→ Required work:
Can you transcribe every record below exactly as it appears?

→ Dataset content:
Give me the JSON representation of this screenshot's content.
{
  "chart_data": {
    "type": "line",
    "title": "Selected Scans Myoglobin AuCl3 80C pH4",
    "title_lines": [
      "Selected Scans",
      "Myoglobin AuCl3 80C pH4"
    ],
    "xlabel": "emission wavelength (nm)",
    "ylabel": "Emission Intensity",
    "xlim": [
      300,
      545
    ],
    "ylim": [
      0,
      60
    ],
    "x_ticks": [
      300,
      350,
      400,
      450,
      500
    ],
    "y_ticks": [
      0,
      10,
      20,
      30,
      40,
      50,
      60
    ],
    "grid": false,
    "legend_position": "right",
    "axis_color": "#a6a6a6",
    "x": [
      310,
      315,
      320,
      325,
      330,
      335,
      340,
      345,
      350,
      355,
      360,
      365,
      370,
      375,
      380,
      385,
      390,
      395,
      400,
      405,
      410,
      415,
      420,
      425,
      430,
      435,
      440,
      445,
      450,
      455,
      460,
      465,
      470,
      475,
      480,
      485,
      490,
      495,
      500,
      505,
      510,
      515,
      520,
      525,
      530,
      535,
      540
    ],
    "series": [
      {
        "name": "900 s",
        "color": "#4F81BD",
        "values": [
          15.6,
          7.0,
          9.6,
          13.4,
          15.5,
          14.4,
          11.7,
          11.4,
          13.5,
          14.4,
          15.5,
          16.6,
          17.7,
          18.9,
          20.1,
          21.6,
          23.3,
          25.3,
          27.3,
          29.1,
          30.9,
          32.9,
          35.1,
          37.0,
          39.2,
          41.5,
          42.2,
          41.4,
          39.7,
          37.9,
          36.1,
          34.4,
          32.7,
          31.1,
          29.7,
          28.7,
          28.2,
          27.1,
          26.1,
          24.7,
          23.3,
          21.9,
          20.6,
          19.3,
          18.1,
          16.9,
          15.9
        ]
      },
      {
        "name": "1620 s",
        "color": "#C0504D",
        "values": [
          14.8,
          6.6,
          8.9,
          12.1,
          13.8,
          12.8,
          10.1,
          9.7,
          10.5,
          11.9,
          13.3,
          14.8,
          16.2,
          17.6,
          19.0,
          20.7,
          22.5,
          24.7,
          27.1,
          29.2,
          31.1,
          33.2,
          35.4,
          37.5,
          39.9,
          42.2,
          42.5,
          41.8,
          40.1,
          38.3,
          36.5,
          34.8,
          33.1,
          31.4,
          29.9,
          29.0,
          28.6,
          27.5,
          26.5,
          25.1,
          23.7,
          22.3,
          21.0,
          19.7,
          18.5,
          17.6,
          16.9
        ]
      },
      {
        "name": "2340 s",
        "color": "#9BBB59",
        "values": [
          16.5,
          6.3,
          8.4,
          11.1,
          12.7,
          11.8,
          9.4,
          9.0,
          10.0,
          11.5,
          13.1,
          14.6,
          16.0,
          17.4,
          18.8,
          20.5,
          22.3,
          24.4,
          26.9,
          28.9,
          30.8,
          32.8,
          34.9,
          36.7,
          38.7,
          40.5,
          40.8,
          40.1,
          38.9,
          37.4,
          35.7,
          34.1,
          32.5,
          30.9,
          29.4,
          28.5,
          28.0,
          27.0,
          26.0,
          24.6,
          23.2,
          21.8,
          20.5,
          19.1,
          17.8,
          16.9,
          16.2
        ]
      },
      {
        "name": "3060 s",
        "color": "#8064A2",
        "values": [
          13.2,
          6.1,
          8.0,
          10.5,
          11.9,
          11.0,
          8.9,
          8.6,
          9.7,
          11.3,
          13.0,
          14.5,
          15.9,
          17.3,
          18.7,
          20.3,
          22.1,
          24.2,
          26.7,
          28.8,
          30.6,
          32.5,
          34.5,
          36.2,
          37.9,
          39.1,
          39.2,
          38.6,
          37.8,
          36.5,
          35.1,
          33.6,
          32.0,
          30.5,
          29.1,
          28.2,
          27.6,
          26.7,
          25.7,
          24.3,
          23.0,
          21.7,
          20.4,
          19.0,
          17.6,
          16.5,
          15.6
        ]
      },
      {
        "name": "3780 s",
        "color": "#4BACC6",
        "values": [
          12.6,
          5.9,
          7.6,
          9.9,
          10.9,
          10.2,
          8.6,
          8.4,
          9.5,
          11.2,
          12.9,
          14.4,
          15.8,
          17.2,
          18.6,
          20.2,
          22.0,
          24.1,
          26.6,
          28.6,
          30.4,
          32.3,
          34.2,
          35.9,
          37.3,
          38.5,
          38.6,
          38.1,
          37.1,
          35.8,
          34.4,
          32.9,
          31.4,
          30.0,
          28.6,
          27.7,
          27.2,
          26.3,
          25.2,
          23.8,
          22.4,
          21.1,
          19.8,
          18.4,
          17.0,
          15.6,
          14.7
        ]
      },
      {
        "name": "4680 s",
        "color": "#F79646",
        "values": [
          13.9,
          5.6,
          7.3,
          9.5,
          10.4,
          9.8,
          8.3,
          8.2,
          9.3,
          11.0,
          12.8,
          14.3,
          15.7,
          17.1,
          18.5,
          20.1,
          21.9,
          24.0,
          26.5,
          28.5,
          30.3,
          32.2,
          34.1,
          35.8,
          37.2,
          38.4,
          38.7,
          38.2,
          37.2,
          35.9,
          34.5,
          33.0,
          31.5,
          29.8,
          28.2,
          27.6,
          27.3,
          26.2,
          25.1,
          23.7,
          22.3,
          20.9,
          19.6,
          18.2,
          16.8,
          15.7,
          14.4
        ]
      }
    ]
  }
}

→ Answer for this exercise:
Give me the JSON representation of this screenshot's content.
{
  "chart_data": {
    "type": "line",
    "title": "Selected Scans Myoglobin AuCl3 80C pH4",
    "title_lines": [
      "Selected Scans",
      "Myoglobin AuCl3 80C pH4"
    ],
    "xlabel": "emission wavelength (nm)",
    "ylabel": "Emission Intensity",
    "xlim": [
      300,
      545
    ],
    "ylim": [
      0,
      60
    ],
    "x_ticks": [
      300,
      350,
      400,
      450,
      500
    ],
    "y_ticks": [
      0,
      10,
      20,
      30,
      40,
      50,
      60
    ],
    "grid": false,
    "legend_position": "right",
    "axis_color": "#a6a6a6",
    "x": [
      310,
      315,
      320,
      325,
      330,
      335,
      340,
      345,
      350,
      355,
      360,
      365,
      370,
      375,
      380,
      385,
      390,
      395,
      400,
      405,
      410,
      415,
      420,
      425,
      430,
      435,
      440,
      445,
      450,
      455,
      460,
      465,
      470,
      475,
      480,
      485,
      490,
      495,
      500,
      505,
      510,
      515,
      520,
      525,
      530,
      535,
      540
    ],
    "series": [
      {
        "name": "900 s",
        "color": "#4F81BD",
        "values": [
          15.6,
          7.0,
          9.6,
          13.4,
          15.5,
          14.4,
          11.7,
          11.4,
          13.5,
          14.4,
          15.5,
          16.6,
          17.7,
          18.9,
          20.1,
          21.6,
          23.3,
          25.3,
          27.3,
          29.1,
          30.9,
          32.9,
          35.1,
          37.0,
          39.2,
          41.5,
          42.2,
          41.4,
          39.7,
          37.9,
          36.1,
          34.4,
          32.7,
          31.1,
          29.7,
          28.7,
          28.2,
          27.1,
          26.1,
          24.7,
          23.3,
          21.9,
          20.6,
          19.3,
          18.1,
          16.9,
          15.9
        ]
      },
      {
        "name": "1620 s",
        "color": "#C0504D",
        "values": [
          14.8,
          6.6,
          8.9,
          12.1,
          13.8,
          12.8,
          10.1,
          9.7,
          10.5,
          11.9,
          13.3,
          14.8,
          16.2,
          17.6,
          19.0,
          20.7,
          22.5,
          24.7,
          27.1,
          29.2,
          31.1,
          33.2,
          35.4,
          37.5,
          39.9,
          42.2,
          42.5,
          41.8,
          40.1,
          38.3,
          36.5,
          34.8,
          33.1,
          31.4,
          29.9,
          29.0,
          28.6,
          27.5,
          26.5,
          25.1,
          23.7,
          22.3,
          21.0,
          19.7,
          18.5,
          17.6,
          16.9
        ]
      },
      {
        "name": "2340 s",
        "color": "#9BBB59",
        "values": [
          16.5,
          6.3,
          8.4,
          11.1,
          12.7,
          11.8,
          9.4,
          9.0,
          10.0,
          11.5,
          13.1,
          14.6,
          16.0,
          17.4,
          18.8,
          20.5,
          22.3,
          24.4,
          26.9,
          28.9,
          30.8,
          32.8,
          34.9,
          36.7,
          38.7,
          40.5,
          40.8,
          40.1,
          38.9,
          37.4,
          35.7,
          34.1,
          32.5,
          30.9,
          29.4,
          28.5,
          28.0,
          27.0,
          26.0,
          24.6,
          23.2,
          21.8,
          20.5,
          19.1,
          17.8,
          16.9,
          16.2
        ]
      },
      {
        "name": "3060 s",
        "color": "#8064A2",
        "values": [
          13.2,
          6.1,
          8.0,
          10.5,
          11.9,
          11.0,
          8.9,
          8.6,
          9.7,
          11.3,
          13.0,
          14.5,
          15.9,
          17.3,
          18.7,
          20.3,
          22.1,
          24.2,
          26.7,
          28.8,
          30.6,
          32.5,
          34.5,
          36.2,
          37.9,
          39.1,
          39.2,
          38.6,
          37.8,
          36.5,
          35.1,
          33.6,
          32.0,
          30.5,
          29.1,
          28.2,
          27.6,
          26.7,
          25.7,
          24.3,
          23.0,
          21.7,
          20.4,
          19.0,
          17.6,
          16.5,
          15.6
        ]
      },
      {
        "name": "3780 s",
        "color": "#4BACC6",
        "values": [
          12.6,
          5.9,
          7.6,
          9.9,
          10.9,
          10.2,
          8.6,
          8.4,
          9.5,
          11.2,
          12.9,
          14.4,
          15.8,
          17.2,
          18.6,
          20.2,
          22.0,
          24.1,
          26.6,
          28.6,
          30.4,
          32.3,
          34.2,
          35.9,
          37.3,
          38.5,
          38.6,
          38.1,
          37.1,
          35.8,
          34.4,
          32.9,
          31.4,
          30.0,
          28.6,
          27.7,
          27.2,
          26.3,
          25.2,
          23.8,
          22.4,
          21.1,
          19.8,
          18.4,
          17.0,
          15.6,
          14.7
        ]
      },
      {
        "name": "4680 s",
        "color": "#F79646",
        "values": [
          13.9,
          5.6,
          7.3,
          9.5,
          10.4,
          9.8,
          8.3,
          8.2,
          9.3,
          11.0,
          12.8,
          14.3,
          15.7,
          17.1,
          18.5,
          20.1,
          21.9,
          24.0,
          26.5,
          28.5,
          30.3,
          32.2,
          34.1,
          35.8,
          37.2,
          38.4,
          38.7,
          38.2,
          37.2,
          35.9,
          34.5,
          33.0,
          31.5,
          29.8,
          28.2,
          27.6,
          27.3,
          26.2,
          25.1,
          23.7,
          22.3,
          20.9,
          19.6,
          18.2,
          16.8,
          15.7,
          14.4
        ]
      }
    ]
  }
}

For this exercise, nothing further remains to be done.